- [What you need to do]
Each line holding the word "screenshot" counts once; give the total and nothing more.

- [Task material]
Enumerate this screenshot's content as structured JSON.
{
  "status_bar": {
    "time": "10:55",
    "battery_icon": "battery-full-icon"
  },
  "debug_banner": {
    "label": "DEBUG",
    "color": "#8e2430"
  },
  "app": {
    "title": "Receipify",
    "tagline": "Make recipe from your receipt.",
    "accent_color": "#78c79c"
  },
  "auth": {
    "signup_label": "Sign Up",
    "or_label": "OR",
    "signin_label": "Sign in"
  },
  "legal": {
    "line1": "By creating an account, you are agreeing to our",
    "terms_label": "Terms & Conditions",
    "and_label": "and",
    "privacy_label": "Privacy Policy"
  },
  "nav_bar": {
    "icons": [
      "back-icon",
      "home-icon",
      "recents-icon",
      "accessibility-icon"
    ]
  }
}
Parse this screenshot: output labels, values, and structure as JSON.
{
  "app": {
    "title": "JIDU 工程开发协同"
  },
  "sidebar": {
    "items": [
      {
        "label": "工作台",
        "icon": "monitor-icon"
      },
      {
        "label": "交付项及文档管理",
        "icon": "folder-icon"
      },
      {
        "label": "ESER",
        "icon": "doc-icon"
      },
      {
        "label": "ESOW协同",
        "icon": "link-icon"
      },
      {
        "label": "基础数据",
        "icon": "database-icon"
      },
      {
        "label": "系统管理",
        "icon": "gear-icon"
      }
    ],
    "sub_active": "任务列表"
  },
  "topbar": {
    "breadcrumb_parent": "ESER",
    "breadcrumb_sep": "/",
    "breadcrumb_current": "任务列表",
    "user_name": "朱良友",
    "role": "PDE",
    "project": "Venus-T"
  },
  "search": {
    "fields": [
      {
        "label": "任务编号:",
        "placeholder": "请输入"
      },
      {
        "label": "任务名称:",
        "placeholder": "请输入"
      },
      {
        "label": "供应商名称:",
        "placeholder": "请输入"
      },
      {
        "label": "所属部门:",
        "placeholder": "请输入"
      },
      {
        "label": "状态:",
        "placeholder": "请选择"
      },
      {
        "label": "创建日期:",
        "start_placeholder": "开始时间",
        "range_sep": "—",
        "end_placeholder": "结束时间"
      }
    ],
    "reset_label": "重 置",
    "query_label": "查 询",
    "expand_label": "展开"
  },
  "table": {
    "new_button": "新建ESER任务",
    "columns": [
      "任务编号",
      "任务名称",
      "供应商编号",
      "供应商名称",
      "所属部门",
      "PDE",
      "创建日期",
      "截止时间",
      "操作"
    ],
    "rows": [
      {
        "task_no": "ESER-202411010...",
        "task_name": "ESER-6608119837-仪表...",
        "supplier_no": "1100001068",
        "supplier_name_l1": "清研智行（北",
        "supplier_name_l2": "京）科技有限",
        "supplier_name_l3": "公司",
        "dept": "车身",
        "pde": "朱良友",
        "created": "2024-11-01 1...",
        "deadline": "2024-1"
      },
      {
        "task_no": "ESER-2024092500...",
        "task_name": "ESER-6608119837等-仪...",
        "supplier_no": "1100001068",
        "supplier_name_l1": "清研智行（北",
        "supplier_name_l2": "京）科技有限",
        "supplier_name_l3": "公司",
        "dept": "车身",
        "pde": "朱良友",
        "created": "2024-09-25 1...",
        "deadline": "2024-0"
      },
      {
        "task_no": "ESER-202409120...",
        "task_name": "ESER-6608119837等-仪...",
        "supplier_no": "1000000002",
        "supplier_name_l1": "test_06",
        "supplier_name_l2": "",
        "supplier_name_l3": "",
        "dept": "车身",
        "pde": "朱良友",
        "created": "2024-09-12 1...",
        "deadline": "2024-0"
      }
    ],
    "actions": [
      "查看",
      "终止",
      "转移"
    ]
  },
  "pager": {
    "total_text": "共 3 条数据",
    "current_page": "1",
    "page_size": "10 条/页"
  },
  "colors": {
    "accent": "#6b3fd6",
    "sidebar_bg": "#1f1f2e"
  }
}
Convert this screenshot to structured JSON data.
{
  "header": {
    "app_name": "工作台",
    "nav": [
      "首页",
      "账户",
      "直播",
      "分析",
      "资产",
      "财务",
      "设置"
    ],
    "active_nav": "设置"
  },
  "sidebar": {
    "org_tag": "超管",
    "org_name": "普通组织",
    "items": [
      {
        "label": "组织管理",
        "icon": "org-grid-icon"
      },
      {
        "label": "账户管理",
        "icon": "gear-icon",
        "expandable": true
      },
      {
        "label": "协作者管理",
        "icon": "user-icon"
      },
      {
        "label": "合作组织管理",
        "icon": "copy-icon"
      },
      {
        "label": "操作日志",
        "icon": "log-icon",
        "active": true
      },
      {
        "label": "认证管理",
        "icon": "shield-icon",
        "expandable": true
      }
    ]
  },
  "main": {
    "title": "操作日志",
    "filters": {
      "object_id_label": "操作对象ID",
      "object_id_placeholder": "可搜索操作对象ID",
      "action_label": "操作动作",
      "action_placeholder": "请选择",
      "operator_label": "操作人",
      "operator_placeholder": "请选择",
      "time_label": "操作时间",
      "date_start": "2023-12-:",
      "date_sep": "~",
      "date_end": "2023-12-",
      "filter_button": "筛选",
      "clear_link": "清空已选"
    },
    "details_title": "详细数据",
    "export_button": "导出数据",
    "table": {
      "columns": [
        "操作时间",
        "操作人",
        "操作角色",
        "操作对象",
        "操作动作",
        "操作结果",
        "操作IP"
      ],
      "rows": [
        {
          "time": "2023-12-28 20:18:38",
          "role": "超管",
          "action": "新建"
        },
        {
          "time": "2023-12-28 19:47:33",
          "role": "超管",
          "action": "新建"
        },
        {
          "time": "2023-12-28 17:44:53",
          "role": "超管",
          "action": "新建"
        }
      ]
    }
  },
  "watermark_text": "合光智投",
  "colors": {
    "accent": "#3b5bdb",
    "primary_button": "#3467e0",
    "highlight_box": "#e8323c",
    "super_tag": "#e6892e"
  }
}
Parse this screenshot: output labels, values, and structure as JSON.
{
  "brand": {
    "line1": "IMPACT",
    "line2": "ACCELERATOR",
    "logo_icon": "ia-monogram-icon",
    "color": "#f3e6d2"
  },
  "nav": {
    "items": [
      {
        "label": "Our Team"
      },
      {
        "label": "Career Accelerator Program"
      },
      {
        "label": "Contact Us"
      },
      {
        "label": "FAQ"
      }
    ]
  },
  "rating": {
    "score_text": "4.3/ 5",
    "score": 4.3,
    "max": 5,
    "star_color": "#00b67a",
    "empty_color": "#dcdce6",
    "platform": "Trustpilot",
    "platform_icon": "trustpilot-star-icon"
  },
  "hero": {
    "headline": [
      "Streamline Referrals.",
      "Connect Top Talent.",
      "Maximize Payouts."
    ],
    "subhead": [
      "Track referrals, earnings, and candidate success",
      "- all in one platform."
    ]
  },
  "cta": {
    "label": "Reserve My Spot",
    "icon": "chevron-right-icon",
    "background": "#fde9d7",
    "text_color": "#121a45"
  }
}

- [Task result]
4